**** DATA IN THIS EXERCISE ****

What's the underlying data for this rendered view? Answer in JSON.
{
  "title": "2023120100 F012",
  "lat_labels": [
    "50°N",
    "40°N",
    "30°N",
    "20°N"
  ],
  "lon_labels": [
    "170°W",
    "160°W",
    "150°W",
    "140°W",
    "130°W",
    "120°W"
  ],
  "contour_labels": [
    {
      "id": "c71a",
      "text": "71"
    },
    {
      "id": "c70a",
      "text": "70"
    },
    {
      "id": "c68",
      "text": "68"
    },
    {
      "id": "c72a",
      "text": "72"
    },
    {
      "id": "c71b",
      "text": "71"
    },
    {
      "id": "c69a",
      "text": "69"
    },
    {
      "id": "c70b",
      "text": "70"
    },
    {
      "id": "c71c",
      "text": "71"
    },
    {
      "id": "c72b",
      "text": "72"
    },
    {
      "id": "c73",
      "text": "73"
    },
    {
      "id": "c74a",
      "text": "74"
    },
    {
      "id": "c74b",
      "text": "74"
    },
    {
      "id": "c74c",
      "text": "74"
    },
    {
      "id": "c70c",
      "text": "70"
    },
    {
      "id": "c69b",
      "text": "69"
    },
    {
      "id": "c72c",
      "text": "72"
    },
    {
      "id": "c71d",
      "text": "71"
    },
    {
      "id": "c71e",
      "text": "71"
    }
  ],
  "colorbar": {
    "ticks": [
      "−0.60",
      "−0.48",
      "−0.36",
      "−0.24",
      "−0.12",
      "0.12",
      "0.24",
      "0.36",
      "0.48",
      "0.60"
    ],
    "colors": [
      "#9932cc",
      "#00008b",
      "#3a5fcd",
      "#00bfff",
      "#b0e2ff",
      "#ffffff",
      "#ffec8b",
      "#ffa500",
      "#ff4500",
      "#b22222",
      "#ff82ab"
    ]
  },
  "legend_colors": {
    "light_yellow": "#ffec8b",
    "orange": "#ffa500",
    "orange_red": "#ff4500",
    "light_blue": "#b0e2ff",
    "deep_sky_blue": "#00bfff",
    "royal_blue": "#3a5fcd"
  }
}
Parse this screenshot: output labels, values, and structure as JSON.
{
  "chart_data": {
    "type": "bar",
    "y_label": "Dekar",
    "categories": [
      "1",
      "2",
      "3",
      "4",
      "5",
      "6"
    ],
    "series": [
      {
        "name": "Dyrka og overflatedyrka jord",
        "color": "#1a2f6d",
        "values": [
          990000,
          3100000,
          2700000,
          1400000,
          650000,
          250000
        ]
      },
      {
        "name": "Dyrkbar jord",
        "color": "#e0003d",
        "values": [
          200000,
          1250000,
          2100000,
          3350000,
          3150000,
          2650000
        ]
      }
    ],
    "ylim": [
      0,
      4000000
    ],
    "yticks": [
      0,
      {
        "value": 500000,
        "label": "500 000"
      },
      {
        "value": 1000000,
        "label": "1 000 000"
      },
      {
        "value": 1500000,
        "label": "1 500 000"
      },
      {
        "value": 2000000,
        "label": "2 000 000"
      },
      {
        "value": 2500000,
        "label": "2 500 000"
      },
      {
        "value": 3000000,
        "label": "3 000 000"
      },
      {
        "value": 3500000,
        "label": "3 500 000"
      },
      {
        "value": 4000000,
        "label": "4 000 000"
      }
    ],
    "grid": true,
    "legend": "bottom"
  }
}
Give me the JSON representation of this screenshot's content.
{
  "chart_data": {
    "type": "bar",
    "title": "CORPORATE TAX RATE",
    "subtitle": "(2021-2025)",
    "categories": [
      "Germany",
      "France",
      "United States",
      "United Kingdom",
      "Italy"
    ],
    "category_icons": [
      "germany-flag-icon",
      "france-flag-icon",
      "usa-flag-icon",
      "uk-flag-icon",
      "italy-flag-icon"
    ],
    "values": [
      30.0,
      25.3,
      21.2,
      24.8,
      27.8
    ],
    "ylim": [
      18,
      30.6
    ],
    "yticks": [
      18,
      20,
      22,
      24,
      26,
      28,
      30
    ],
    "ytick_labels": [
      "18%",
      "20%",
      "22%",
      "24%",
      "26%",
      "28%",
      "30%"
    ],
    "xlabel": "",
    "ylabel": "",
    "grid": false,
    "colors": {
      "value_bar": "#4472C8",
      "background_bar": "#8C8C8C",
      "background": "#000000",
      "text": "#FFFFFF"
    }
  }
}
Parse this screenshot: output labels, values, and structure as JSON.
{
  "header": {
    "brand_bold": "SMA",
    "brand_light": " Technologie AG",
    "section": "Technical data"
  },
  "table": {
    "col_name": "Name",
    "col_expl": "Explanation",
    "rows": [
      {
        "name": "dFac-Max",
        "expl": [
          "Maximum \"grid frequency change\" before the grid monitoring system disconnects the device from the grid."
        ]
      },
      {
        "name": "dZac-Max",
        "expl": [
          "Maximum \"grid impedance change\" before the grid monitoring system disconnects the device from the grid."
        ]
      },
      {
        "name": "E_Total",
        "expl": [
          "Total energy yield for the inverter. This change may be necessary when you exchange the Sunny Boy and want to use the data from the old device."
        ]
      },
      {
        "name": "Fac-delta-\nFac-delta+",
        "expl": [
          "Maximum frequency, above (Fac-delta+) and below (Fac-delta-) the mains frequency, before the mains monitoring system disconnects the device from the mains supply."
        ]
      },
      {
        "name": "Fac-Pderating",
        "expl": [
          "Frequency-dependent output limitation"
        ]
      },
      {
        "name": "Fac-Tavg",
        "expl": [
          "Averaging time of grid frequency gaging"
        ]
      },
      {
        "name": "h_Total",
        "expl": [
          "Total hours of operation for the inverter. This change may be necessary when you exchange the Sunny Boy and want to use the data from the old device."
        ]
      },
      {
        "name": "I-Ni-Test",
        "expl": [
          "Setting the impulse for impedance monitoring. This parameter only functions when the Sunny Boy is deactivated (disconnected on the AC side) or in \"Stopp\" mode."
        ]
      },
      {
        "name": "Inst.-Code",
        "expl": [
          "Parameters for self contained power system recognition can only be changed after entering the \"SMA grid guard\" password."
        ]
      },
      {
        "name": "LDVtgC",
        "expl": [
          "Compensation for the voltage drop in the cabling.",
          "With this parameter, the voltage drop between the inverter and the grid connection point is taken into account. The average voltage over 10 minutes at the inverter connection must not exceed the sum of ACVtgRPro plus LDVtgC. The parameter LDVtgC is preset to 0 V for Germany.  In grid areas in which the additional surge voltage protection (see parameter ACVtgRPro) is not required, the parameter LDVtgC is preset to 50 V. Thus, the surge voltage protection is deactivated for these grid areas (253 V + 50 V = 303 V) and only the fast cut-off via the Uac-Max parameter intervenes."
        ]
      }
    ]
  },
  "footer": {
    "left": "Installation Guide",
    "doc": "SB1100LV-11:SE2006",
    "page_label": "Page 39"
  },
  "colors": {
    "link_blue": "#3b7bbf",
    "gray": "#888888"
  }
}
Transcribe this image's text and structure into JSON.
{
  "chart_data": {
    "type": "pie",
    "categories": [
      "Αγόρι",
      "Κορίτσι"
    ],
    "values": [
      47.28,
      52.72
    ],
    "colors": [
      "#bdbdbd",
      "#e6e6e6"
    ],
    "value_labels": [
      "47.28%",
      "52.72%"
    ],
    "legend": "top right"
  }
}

****

REQUIRED TASK: Write every entry out again exactly.

ANSWER TO THIS PROBLEM:
What's the underlying data for this rendered view? Answer in JSON.
{
  "title": "2023120100 F012",
  "lat_labels": [
    "50°N",
    "40°N",
    "30°N",
    "20°N"
  ],
  "lon_labels": [
    "170°W",
    "160°W",
    "150°W",
    "140°W",
    "130°W",
    "120°W"
  ],
  "contour_labels": [
    {
      "id": "c71a",
      "text": "71"
    },
    {
      "id": "c70a",
      "text": "70"
    },
    {
      "id": "c68",
      "text": "68"
    },
    {
      "id": "c72a",
      "text": "72"
    },
    {
      "id": "c71b",
      "text": "71"
    },
    {
      "id": "c69a",
      "text": "69"
    },
    {
      "id": "c70b",
      "text": "70"
    },
    {
      "id": "c71c",
      "text": "71"
    },
    {
      "id": "c72b",
      "text": "72"
    },
    {
      "id": "c73",
      "text": "73"
    },
    {
      "id": "c74a",
      "text": "74"
    },
    {
      "id": "c74b",
      "text": "74"
    },
    {
      "id": "c74c",
      "text": "74"
    },
    {
      "id": "c70c",
      "text": "70"
    },
    {
      "id": "c69b",
      "text": "69"
    },
    {
      "id": "c72c",
      "text": "72"
    },
    {
      "id": "c71d",
      "text": "71"
    },
    {
      "id": "c71e",
      "text": "71"
    }
  ],
  "colorbar": {
    "ticks": [
      "−0.60",
      "−0.48",
      "−0.36",
      "−0.24",
      "−0.12",
      "0.12",
      "0.24",
      "0.36",
      "0.48",
      "0.60"
    ],
    "colors": [
      "#9932cc",
      "#00008b",
      "#3a5fcd",
      "#00bfff",
      "#b0e2ff",
      "#ffffff",
      "#ffec8b",
      "#ffa500",
      "#ff4500",
      "#b22222",
      "#ff82ab"
    ]
  },
  "legend_colors": {
    "light_yellow": "#ffec8b",
    "orange": "#ffa500",
    "orange_red": "#ff4500",
    "light_blue": "#b0e2ff",
    "deep_sky_blue": "#00bfff",
    "royal_blue": "#3a5fcd"
  }
}
Parse this screenshot: output labels, values, and structure as JSON.
{
  "chart_data": {
    "type": "bar",
    "y_label": "Dekar",
    "categories": [
      "1",
      "2",
      "3",
      "4",
      "5",
      "6"
    ],
    "series": [
      {
        "name": "Dyrka og overflatedyrka jord",
        "color": "#1a2f6d",
        "values": [
          990000,
          3100000,
          2700000,
          1400000,
          650000,
          250000
        ]
      },
      {
        "name": "Dyrkbar jord",
        "color": "#e0003d",
        "values": [
          200000,
          1250000,
          2100000,
          3350000,
          3150000,
          2650000
        ]
      }
    ],
    "ylim": [
      0,
      4000000
    ],
    "yticks": [
      0,
      {
        "value": 500000,
        "label": "500 000"
      },
      {
        "value": 1000000,
        "label": "1 000 000"
      },
      {
        "value": 1500000,
        "label": "1 500 000"
      },
      {
        "value": 2000000,
        "label": "2 000 000"
      },
      {
        "value": 2500000,
        "label": "2 500 000"
      },
      {
        "value": 3000000,
        "label": "3 000 000"
      },
      {
        "value": 3500000,
        "label": "3 500 000"
      },
      {
        "value": 4000000,
        "label": "4 000 000"
      }
    ],
    "grid": true,
    "legend": "bottom"
  }
}
Give me the JSON representation of this screenshot's content.
{
  "chart_data": {
    "type": "bar",
    "title": "CORPORATE TAX RATE",
    "subtitle": "(2021-2025)",
    "categories": [
      "Germany",
      "France",
      "United States",
      "United Kingdom",
      "Italy"
    ],
    "category_icons": [
      "germany-flag-icon",
      "france-flag-icon",
      "usa-flag-icon",
      "uk-flag-icon",
      "italy-flag-icon"
    ],
    "values": [
      30.0,
      25.3,
      21.2,
      24.8,
      27.8
    ],
    "ylim": [
      18,
      30.6
    ],
    "yticks": [
      18,
      20,
      22,
      24,
      26,
      28,
      30
    ],
    "ytick_labels": [
      "18%",
      "20%",
      "22%",
      "24%",
      "26%",
      "28%",
      "30%"
    ],
    "xlabel": "",
    "ylabel": "",
    "grid": false,
    "colors": {
      "value_bar": "#4472C8",
      "background_bar": "#8C8C8C",
      "background": "#000000",
      "text": "#FFFFFF"
    }
  }
}
Parse this screenshot: output labels, values, and structure as JSON.
{
  "header": {
    "brand_bold": "SMA",
    "brand_light": " Technologie AG",
    "section": "Technical data"
  },
  "table": {
    "col_name": "Name",
    "col_expl": "Explanation",
    "rows": [
      {
        "name": "dFac-Max",
        "expl": [
          "Maximum \"grid frequency change\" before the grid monitoring system disconnects the device from the grid."
        ]
      },
      {
        "name": "dZac-Max",
        "expl": [
          "Maximum \"grid impedance change\" before the grid monitoring system disconnects the device from the grid."
        ]
      },
      {
        "name": "E_Total",
        "expl": [
          "Total energy yield for the inverter. This change may be necessary when you exchange the Sunny Boy and want to use the data from the old device."
        ]
      },
      {
        "name": "Fac-delta-\nFac-delta+",
        "expl": [
          "Maximum frequency, above (Fac-delta+) and below (Fac-delta-) the mains frequency, before the mains monitoring system disconnects the device from the mains supply."
        ]
      },
      {
        "name": "Fac-Pderating",
        "expl": [
          "Frequency-dependent output limitation"
        ]
      },
      {
        "name": "Fac-Tavg",
        "expl": [
          "Averaging time of grid frequency gaging"
        ]
      },
      {
        "name": "h_Total",
        "expl": [
          "Total hours of operation for the inverter. This change may be necessary when you exchange the Sunny Boy and want to use the data from the old device."
        ]
      },
      {
        "name": "I-Ni-Test",
        "expl": [
          "Setting the impulse for impedance monitoring. This parameter only functions when the Sunny Boy is deactivated (disconnected on the AC side) or in \"Stopp\" mode."
        ]
      },
      {
        "name": "Inst.-Code",
        "expl": [
          "Parameters for self contained power system recognition can only be changed after entering the \"SMA grid guard\" password."
        ]
      },
      {
        "name": "LDVtgC",
        "expl": [
          "Compensation for the voltage drop in the cabling.",
          "With this parameter, the voltage drop between the inverter and the grid connection point is taken into account. The average voltage over 10 minutes at the inverter connection must not exceed the sum of ACVtgRPro plus LDVtgC. The parameter LDVtgC is preset to 0 V for Germany.  In grid areas in which the additional surge voltage protection (see parameter ACVtgRPro) is not required, the parameter LDVtgC is preset to 50 V. Thus, the surge voltage protection is deactivated for these grid areas (253 V + 50 V = 303 V) and only the fast cut-off via the Uac-Max parameter intervenes."
        ]
      }
    ]
  },
  "footer": {
    "left": "Installation Guide",
    "doc": "SB1100LV-11:SE2006",
    "page_label": "Page 39"
  },
  "colors": {
    "link_blue": "#3b7bbf",
    "gray": "#888888"
  }
}
Transcribe this image's text and structure into JSON.
{
  "chart_data": {
    "type": "pie",
    "categories": [
      "Αγόρι",
      "Κορίτσι"
    ],
    "values": [
      47.28,
      52.72
    ],
    "colors": [
      "#bdbdbd",
      "#e6e6e6"
    ],
    "value_labels": [
      "47.28%",
      "52.72%"
    ],
    "legend": "top right"
  }
}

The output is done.